Exercise.
Copy out every line that contains the word "online".

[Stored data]
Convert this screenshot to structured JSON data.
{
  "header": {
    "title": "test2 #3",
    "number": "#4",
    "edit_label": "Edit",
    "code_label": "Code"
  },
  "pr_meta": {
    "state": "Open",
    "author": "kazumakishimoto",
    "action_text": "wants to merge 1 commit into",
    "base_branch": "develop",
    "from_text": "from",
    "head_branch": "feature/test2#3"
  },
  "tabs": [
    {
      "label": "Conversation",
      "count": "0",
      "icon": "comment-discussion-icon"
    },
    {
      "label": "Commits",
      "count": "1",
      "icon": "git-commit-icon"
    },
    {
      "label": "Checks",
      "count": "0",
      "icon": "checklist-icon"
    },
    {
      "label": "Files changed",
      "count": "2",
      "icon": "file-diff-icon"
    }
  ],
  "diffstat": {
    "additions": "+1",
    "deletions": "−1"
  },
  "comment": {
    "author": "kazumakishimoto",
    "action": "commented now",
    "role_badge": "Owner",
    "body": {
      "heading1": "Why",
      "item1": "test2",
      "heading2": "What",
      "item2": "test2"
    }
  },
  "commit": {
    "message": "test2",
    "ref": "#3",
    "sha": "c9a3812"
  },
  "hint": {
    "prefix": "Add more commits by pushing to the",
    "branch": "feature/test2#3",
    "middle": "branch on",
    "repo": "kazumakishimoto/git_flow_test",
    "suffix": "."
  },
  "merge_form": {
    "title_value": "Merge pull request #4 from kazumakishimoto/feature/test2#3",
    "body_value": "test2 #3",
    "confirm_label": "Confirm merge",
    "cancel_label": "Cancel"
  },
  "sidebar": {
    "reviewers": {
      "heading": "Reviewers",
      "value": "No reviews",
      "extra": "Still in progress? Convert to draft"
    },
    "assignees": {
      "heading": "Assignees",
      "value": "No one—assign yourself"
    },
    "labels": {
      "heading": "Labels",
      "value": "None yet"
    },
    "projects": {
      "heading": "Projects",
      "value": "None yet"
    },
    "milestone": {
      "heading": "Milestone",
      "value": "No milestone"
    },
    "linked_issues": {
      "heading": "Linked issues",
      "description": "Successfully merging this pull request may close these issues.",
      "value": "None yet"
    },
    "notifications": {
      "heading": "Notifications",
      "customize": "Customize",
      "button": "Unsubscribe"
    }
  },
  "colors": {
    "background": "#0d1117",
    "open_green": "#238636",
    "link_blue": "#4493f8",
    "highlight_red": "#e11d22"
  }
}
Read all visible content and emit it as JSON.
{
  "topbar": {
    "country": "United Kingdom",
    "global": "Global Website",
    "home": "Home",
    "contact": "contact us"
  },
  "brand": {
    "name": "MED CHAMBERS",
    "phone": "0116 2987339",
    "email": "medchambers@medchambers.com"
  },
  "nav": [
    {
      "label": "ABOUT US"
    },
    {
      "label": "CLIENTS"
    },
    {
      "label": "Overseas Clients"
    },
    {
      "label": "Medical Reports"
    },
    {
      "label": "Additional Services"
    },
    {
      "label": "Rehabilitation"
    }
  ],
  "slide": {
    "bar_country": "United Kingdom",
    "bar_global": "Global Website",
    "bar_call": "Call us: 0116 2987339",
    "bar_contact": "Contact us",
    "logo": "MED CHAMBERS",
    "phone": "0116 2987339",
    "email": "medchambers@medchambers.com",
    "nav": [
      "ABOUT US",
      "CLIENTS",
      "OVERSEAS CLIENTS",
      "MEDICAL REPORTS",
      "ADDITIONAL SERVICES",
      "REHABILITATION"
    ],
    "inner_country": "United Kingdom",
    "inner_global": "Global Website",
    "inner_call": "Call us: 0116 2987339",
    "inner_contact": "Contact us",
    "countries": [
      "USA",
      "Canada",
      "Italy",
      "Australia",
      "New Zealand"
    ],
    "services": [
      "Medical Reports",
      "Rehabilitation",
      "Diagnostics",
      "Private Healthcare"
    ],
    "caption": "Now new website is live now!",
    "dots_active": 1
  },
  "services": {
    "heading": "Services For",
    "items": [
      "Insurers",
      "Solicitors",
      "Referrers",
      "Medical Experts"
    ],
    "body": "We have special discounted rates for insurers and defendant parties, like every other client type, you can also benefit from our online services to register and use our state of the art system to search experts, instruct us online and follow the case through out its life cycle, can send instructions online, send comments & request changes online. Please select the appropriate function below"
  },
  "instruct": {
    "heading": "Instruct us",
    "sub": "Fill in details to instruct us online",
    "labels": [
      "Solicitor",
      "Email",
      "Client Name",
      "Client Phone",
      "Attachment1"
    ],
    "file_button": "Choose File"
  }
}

The response.
    "body": "We have special discounted rates for insurers and defendant parties, like every other client type, you can also benefit from our online services to register and use our state of the art system to search experts, instruct us online and follow the case through out its life cycle, can send instructions online, send comments & request changes online. Please select the appropriate function below"
    "sub": "Fill in details to instruct us online",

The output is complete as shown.